_Required work_.
Gather each line containing the string "type" from these entries.

_Data for this exercise_.

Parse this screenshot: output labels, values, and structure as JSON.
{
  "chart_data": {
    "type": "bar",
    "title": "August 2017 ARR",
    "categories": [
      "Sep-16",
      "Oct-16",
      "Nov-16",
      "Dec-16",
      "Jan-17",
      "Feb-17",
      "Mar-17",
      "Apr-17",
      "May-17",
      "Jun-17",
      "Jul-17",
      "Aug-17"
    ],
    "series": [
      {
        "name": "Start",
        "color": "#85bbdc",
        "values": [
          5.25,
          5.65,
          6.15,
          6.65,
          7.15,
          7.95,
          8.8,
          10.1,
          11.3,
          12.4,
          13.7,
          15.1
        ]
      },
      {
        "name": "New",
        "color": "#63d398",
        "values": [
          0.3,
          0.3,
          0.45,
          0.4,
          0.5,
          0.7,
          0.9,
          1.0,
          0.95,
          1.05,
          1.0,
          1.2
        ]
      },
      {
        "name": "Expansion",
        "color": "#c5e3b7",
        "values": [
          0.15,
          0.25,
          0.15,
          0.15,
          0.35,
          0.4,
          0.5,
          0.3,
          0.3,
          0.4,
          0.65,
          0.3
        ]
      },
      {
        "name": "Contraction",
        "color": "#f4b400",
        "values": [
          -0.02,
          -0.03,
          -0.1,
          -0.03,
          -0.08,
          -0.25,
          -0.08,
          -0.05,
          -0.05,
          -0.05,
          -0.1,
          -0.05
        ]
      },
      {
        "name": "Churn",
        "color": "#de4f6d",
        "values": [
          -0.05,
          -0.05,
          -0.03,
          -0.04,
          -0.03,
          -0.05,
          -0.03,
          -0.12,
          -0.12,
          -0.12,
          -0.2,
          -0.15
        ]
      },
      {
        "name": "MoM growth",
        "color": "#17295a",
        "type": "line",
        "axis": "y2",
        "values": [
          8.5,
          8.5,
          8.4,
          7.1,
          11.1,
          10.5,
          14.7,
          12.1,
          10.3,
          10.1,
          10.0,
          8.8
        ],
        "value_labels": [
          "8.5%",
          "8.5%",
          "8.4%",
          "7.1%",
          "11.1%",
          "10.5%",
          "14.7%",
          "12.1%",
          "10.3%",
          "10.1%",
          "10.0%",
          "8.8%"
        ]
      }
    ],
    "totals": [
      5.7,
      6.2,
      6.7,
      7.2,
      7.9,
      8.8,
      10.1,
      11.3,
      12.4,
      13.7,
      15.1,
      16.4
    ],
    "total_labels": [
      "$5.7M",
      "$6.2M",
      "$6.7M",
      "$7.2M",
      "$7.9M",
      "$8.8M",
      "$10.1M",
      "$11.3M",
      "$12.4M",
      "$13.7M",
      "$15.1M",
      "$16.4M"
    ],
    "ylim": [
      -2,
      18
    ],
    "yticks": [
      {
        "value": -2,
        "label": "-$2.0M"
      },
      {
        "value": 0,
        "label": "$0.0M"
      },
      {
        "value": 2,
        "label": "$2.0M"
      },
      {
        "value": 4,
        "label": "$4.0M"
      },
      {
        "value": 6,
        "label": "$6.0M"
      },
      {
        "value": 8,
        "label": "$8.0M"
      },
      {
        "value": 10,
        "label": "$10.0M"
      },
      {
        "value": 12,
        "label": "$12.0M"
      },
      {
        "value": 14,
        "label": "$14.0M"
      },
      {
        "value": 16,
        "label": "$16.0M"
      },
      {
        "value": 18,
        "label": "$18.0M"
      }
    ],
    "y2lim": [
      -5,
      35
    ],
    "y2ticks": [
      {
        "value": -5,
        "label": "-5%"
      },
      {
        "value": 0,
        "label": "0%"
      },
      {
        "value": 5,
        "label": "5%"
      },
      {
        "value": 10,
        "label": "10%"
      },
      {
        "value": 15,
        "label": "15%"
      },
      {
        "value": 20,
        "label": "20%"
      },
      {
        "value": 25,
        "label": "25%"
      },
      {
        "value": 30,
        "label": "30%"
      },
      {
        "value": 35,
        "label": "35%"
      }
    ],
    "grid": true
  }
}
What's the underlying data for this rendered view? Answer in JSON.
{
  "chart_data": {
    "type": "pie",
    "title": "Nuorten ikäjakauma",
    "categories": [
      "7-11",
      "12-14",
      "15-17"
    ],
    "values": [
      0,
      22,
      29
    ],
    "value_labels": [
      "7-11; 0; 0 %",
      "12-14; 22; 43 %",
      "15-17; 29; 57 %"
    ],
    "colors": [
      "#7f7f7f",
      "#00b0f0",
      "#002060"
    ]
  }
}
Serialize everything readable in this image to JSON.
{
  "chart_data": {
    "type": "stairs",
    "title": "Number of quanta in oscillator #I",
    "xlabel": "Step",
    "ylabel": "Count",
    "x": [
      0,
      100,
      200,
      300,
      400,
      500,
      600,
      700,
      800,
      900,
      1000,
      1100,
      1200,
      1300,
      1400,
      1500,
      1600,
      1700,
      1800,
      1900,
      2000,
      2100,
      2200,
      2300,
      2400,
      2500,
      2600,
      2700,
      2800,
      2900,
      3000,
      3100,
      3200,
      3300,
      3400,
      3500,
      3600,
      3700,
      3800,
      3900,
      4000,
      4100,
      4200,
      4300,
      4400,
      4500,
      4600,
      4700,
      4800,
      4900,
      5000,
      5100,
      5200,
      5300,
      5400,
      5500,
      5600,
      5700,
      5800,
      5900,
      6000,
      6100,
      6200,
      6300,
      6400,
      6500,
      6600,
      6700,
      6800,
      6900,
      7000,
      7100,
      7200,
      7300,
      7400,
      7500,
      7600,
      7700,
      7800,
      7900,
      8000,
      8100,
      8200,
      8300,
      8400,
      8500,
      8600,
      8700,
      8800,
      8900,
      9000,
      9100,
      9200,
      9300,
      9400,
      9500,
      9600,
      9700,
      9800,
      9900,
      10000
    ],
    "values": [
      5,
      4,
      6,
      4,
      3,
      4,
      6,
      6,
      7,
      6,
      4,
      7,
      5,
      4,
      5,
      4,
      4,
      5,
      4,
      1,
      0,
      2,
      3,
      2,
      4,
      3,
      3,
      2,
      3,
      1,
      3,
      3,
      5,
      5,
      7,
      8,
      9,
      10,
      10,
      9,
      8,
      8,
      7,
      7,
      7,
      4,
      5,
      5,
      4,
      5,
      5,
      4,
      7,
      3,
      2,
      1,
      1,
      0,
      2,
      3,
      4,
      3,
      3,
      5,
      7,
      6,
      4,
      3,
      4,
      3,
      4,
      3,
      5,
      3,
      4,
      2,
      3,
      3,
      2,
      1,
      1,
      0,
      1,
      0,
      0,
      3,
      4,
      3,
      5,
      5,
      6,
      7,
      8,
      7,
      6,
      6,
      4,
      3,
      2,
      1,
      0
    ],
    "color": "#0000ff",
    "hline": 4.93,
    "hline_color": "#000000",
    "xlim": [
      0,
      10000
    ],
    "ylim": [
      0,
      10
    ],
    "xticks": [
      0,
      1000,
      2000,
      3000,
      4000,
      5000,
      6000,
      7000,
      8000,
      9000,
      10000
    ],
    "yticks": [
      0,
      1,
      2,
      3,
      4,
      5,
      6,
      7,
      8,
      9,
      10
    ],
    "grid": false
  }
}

_Solution to this exercise_.
    "type": "bar",
        "type": "line",
    "type": "pie",
    "type": "stairs",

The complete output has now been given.